Read the material below and count the lines holding the string "JSON". Give that count with nothing added.

[Records from a collection of figures]
**********
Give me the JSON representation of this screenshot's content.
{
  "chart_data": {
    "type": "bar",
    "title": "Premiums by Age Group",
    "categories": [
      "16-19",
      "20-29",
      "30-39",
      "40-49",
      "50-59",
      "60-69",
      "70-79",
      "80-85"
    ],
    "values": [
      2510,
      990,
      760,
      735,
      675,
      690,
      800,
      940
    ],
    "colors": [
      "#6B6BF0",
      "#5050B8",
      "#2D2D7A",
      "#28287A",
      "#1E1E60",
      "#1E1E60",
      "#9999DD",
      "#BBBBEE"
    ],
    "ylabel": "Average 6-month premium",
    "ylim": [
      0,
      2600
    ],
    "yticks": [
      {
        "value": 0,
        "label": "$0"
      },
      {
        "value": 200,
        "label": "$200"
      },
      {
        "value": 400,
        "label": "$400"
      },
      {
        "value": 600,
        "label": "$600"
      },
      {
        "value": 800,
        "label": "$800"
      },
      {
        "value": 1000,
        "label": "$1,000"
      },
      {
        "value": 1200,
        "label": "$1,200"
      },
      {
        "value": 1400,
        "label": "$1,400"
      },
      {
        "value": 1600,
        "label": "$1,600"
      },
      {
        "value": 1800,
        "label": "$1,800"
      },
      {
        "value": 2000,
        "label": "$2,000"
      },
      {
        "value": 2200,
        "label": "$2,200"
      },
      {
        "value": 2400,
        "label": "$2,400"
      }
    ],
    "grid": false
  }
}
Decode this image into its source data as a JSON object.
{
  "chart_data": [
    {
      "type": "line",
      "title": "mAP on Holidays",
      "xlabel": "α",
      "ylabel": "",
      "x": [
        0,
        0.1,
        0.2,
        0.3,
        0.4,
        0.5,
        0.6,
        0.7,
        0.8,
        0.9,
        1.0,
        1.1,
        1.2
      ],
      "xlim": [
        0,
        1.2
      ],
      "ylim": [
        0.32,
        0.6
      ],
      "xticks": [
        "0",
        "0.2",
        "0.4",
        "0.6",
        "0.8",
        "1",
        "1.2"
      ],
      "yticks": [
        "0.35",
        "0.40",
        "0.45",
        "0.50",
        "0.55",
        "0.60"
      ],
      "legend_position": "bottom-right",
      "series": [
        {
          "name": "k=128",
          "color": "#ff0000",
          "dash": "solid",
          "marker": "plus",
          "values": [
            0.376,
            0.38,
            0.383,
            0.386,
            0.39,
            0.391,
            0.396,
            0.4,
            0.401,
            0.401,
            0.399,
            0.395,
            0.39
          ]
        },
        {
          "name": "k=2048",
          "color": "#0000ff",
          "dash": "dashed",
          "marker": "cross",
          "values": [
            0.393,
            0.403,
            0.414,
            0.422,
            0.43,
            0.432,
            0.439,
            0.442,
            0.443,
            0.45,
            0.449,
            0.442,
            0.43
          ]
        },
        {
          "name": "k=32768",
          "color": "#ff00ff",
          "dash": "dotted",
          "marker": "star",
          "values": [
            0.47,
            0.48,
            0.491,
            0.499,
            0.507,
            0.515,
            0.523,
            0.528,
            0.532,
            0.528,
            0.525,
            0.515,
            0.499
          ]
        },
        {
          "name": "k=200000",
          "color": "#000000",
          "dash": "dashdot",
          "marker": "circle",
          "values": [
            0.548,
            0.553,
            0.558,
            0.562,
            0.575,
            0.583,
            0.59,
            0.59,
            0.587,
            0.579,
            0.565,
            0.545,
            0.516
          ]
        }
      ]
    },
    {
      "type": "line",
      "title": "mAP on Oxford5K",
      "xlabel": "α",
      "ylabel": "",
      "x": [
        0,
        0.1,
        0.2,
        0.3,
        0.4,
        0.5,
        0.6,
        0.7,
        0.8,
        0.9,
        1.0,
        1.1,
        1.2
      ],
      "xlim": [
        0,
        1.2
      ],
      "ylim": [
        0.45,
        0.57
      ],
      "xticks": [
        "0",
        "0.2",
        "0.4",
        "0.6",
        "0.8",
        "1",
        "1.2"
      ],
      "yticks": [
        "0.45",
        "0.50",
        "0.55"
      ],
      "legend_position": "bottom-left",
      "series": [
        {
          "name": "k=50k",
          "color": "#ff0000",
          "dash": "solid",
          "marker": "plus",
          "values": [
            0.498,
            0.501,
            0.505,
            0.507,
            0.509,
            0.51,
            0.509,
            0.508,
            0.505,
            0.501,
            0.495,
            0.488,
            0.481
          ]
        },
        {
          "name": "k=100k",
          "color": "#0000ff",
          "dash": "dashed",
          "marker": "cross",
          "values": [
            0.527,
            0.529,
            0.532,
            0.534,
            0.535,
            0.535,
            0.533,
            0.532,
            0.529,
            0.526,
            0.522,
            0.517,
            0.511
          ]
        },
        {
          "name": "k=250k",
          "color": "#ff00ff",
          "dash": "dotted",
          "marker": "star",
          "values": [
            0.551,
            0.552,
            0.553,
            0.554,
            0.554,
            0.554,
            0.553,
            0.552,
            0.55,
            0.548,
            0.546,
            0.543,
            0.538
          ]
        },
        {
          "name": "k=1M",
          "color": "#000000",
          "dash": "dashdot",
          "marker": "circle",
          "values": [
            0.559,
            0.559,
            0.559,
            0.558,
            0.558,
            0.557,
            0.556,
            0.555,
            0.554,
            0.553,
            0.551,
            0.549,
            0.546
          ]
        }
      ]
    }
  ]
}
**********
The reply —
2